The detection of gene rearrangements in pediatric leukemia is an essential component of the work-up, with implications for accurate diagnosis, proper risk stratification, and therapeutic decisions, including the use of targeted therapies. The traditional methods of karyotype and fluorescence in situ hybridization are still valuable, but many new assays are also available, with different strengths and weaknesses. These assays include next-generation sequencing–based assays that have the potential for highly multiplexed and/or unbiased detection of rearrangements.
Gene rearrangements are prevalent in pediatric leukemias.
The detection of gene rearrangements is essential for diagnostic, prognostic, and therapeutic decision making.
Many assays are available to detect gene rearrangements, with different strengths and weaknesses, including karyotype, fluorescence in situ hybridization, reverse transcription polymerase chain reaction, DNA sequencing, and RNA sequencing.
Cancer is understood to be a genetic disease. In pediatric leukemias, as in other cancer types, genetic alterations lead to dysregulation of cellular processes and, ultimately, to malignancy. There are many types of clinically significant genetic alterations. General categories of alterations include sequence mutations, such as single nucleotide changes (single nucleotide variants [SNVs]) and small insertions and deletions (indels), and structural mutations, such as copy number changes (copy number variants [CNVs]) and chromosomal rearrangements. Structural mutations gain significance when they result in oncogenic gene fusions or gene dysregulation. Pediatric tumors in particular, which generally have a low overall mutation rate compared with adult tumors, have a high frequency of tumors where a gene rearrangement is the oncogenic driver. , This article provides an overview of different methods to detect these gene rearrangements.

..........

Exercise 1
In one to three sentences, explain why the passage on pediatric leukemia calls detecting gene rearrangements an essential component of the work-up.
Exercise 2
Please write out the passage on pediatric leukemia from "The detection of gene rearrangements is" to "and RNA sequencing.".

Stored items

..........

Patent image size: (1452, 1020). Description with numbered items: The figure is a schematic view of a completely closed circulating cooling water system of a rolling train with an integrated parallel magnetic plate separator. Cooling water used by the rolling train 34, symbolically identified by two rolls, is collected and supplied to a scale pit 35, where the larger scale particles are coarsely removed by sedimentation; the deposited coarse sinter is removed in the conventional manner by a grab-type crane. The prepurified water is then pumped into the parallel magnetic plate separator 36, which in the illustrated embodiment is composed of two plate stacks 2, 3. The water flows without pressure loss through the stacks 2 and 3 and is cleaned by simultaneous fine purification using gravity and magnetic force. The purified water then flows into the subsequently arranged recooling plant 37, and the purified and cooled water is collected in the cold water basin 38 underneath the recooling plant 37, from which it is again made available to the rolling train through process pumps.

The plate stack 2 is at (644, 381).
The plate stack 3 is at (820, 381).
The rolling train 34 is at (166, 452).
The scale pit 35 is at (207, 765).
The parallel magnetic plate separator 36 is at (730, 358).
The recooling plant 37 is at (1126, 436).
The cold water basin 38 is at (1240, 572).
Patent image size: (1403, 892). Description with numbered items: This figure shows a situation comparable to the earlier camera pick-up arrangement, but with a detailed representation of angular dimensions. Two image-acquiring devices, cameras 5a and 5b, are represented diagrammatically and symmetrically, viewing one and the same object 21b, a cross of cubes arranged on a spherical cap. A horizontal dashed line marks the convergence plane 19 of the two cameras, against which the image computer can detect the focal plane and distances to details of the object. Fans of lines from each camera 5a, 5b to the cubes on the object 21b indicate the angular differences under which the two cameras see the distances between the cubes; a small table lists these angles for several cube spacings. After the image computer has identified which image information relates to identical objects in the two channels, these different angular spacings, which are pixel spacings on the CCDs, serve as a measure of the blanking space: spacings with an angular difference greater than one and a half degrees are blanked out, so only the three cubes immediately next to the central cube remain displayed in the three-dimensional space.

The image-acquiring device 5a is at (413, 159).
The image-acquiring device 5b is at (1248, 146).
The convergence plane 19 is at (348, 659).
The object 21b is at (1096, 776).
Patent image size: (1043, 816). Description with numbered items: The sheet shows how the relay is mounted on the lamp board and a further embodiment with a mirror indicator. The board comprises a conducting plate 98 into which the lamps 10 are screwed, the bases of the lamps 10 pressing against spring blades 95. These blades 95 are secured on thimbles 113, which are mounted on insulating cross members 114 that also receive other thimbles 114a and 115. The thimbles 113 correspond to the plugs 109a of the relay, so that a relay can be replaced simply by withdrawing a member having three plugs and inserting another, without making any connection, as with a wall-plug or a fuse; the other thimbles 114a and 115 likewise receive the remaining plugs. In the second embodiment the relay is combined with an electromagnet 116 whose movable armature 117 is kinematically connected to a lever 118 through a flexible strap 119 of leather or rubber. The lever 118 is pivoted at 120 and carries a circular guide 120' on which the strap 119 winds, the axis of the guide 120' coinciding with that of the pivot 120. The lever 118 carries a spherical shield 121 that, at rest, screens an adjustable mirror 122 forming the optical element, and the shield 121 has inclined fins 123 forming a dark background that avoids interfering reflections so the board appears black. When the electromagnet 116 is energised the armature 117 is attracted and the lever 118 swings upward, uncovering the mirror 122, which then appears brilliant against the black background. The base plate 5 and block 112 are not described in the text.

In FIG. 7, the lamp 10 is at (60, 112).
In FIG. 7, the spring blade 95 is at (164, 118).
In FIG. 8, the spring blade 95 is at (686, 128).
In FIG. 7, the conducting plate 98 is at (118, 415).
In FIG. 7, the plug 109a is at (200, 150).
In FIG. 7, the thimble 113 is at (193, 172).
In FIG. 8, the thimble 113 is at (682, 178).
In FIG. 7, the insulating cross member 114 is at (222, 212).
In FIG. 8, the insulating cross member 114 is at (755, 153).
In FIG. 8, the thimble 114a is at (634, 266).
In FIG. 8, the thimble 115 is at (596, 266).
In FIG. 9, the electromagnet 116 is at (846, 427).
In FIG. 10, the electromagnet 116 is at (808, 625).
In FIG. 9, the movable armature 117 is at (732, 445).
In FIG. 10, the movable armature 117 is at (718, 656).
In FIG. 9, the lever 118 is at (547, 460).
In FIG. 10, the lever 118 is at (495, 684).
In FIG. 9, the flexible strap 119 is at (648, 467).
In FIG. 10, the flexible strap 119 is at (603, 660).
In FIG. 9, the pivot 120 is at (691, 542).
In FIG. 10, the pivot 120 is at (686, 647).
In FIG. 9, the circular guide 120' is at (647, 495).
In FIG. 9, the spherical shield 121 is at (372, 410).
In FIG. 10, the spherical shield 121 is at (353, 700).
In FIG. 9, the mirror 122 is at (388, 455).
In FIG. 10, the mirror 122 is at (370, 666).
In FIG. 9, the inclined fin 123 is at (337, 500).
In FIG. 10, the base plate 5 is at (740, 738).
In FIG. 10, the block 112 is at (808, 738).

..........

Reply 1
Detecting gene rearrangements is essential because it has implications for accurate diagnosis, proper risk stratification, and therapeutic decisions, including the use of targeted therapies.

Reply 2
The detection of gene rearrangements is essential for diagnostic, prognostic, and therapeutic decision making.
Many assays are available to detect gene rearrangements, with different strengths and weaknesses, including karyotype, fluorescence in situ hybridization, reverse transcription polymerase chain reaction, DNA sequencing, and RNA sequencing.